> **Directions**: Reproduce every row from the first one down to the row that contains "y-tick-label: 0.60 [104,1055,166,1091]", including both ends.

> **Rows**:

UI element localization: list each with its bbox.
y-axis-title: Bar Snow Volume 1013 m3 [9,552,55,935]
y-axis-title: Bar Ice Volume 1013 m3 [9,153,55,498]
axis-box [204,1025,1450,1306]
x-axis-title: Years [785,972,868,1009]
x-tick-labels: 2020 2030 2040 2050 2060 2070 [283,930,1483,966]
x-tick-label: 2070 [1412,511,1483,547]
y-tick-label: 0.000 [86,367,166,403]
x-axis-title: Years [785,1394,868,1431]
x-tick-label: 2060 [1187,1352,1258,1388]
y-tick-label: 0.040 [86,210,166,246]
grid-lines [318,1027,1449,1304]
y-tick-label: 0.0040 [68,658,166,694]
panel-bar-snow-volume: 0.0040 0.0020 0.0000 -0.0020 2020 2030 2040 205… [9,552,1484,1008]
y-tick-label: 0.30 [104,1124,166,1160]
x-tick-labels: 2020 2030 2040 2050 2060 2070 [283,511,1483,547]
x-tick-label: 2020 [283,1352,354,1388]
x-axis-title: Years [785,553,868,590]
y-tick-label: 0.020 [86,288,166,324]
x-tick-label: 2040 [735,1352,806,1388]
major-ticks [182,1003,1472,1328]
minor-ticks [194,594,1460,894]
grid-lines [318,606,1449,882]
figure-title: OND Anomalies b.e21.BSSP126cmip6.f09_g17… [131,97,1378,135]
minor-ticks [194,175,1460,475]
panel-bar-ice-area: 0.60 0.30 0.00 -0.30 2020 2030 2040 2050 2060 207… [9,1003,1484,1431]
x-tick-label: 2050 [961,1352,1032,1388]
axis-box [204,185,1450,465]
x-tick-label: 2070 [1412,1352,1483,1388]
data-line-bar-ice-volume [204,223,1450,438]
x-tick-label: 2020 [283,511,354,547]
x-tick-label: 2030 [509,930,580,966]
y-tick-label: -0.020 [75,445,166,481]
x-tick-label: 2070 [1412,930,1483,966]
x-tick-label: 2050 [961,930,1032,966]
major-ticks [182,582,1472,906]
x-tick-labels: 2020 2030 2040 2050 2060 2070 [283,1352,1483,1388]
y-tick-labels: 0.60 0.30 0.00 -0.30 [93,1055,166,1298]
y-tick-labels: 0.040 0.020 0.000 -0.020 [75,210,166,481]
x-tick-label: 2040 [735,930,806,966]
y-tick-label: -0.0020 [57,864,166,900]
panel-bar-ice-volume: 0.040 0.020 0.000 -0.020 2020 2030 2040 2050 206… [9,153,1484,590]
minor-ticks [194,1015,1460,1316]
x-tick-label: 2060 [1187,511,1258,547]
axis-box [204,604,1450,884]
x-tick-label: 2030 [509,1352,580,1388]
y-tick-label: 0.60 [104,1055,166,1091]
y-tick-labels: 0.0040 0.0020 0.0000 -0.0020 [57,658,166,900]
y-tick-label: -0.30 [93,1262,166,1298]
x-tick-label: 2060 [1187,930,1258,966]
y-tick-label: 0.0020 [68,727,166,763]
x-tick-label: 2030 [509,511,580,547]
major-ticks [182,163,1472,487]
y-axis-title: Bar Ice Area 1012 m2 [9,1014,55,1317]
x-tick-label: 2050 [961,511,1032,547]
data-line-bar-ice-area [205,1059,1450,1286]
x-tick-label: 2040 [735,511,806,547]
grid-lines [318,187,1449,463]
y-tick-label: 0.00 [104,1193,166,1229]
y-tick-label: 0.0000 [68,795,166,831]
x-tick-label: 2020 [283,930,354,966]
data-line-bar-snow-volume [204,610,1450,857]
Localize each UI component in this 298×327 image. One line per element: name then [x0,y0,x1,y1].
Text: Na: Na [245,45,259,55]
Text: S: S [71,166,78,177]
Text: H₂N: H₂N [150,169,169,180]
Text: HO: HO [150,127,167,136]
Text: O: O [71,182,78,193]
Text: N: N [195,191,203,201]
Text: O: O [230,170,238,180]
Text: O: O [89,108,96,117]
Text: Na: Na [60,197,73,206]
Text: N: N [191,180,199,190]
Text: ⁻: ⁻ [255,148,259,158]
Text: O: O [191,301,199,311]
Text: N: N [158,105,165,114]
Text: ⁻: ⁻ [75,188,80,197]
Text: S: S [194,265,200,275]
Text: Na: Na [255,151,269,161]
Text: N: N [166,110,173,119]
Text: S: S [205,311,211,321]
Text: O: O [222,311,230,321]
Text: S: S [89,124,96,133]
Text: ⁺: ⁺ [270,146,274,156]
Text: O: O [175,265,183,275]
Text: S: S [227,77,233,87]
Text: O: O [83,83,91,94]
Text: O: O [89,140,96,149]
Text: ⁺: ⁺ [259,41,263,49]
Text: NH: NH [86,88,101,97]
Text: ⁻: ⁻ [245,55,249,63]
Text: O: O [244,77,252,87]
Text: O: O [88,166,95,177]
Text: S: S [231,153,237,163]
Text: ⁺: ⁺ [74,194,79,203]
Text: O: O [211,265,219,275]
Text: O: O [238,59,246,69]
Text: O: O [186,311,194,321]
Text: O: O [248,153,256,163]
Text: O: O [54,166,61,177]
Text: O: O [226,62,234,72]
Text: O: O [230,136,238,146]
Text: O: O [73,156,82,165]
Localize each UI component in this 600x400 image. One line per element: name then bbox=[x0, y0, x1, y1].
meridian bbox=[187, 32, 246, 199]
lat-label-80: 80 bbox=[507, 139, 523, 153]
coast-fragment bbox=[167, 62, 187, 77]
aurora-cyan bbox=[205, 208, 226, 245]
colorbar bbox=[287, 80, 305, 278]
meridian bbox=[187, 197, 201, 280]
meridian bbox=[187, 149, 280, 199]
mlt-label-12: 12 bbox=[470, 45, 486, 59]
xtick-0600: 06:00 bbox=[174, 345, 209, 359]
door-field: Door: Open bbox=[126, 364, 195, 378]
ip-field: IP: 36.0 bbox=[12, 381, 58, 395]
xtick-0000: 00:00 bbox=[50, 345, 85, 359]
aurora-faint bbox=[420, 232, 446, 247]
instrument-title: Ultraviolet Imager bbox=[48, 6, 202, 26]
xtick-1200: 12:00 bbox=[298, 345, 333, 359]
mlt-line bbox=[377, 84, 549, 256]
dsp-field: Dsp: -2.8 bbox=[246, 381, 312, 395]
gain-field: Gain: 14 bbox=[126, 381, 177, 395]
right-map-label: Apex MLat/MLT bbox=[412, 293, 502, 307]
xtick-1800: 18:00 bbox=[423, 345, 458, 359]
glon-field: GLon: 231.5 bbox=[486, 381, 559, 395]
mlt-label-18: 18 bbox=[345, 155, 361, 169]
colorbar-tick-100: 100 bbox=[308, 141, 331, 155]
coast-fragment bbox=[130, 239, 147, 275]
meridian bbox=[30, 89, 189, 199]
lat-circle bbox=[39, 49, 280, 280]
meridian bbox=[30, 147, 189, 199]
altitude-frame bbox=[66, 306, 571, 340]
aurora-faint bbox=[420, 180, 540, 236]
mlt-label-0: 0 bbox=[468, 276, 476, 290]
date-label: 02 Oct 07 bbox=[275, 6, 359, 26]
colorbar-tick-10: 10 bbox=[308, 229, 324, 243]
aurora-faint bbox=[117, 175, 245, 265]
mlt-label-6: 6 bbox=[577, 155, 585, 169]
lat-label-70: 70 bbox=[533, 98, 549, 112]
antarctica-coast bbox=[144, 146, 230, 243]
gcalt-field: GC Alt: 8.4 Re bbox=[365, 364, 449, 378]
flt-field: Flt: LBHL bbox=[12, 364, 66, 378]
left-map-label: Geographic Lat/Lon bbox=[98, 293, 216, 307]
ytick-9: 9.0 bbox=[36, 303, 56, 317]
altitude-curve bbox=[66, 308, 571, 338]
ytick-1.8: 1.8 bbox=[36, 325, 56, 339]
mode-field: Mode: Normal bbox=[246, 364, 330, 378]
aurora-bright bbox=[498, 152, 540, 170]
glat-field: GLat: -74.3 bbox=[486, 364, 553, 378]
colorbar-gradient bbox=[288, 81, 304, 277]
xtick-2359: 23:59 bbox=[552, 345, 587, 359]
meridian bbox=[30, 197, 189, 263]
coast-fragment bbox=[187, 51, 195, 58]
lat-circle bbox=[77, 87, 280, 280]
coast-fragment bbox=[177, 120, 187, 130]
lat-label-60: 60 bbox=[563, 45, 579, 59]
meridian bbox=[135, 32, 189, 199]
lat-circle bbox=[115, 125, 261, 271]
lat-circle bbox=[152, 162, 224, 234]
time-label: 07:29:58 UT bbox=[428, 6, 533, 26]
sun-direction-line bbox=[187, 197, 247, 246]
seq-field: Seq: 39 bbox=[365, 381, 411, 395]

> **Finished task**:
UI element localization: list each with its bbox.
y-axis-title: Bar Snow Volume 1013 m3 [9,552,55,935]
y-axis-title: Bar Ice Volume 1013 m3 [9,153,55,498]
axis-box [204,1025,1450,1306]
x-axis-title: Years [785,972,868,1009]
x-tick-labels: 2020 2030 2040 2050 2060 2070 [283,930,1483,966]
x-tick-label: 2070 [1412,511,1483,547]
y-tick-label: 0.000 [86,367,166,403]
x-axis-title: Years [785,1394,868,1431]
x-tick-label: 2060 [1187,1352,1258,1388]
y-tick-label: 0.040 [86,210,166,246]
grid-lines [318,1027,1449,1304]
y-tick-label: 0.0040 [68,658,166,694]
panel-bar-snow-volume: 0.0040 0.0020 0.0000 -0.0020 2020 2030 2040 205… [9,552,1484,1008]
y-tick-label: 0.30 [104,1124,166,1160]
x-tick-labels: 2020 2030 2040 2050 2060 2070 [283,511,1483,547]
x-tick-label: 2020 [283,1352,354,1388]
x-axis-title: Years [785,553,868,590]
y-tick-label: 0.020 [86,288,166,324]
x-tick-label: 2040 [735,1352,806,1388]
major-ticks [182,1003,1472,1328]
minor-ticks [194,594,1460,894]
grid-lines [318,606,1449,882]
figure-title: OND Anomalies b.e21.BSSP126cmip6.f09_g17… [131,97,1378,135]
minor-ticks [194,175,1460,475]
panel-bar-ice-area: 0.60 0.30 0.00 -0.30 2020 2030 2040 2050 2060 207… [9,1003,1484,1431]
x-tick-label: 2050 [961,1352,1032,1388]
axis-box [204,185,1450,465]
x-tick-label: 2070 [1412,1352,1483,1388]
data-line-bar-ice-volume [204,223,1450,438]
x-tick-label: 2020 [283,511,354,547]
x-tick-label: 2030 [509,930,580,966]
y-tick-label: -0.020 [75,445,166,481]
x-tick-label: 2070 [1412,930,1483,966]
x-tick-label: 2050 [961,930,1032,966]
major-ticks [182,582,1472,906]
x-tick-labels: 2020 2030 2040 2050 2060 2070 [283,1352,1483,1388]
y-tick-labels: 0.60 0.30 0.00 -0.30 [93,1055,166,1298]
y-tick-labels: 0.040 0.020 0.000 -0.020 [75,210,166,481]
x-tick-label: 2040 [735,930,806,966]
y-tick-label: -0.0020 [57,864,166,900]
panel-bar-ice-volume: 0.040 0.020 0.000 -0.020 2020 2030 2040 2050 206… [9,153,1484,590]
minor-ticks [194,1015,1460,1316]
x-tick-label: 2060 [1187,511,1258,547]
axis-box [204,604,1450,884]
x-tick-label: 2030 [509,1352,580,1388]
y-tick-label: 0.60 [104,1055,166,1091]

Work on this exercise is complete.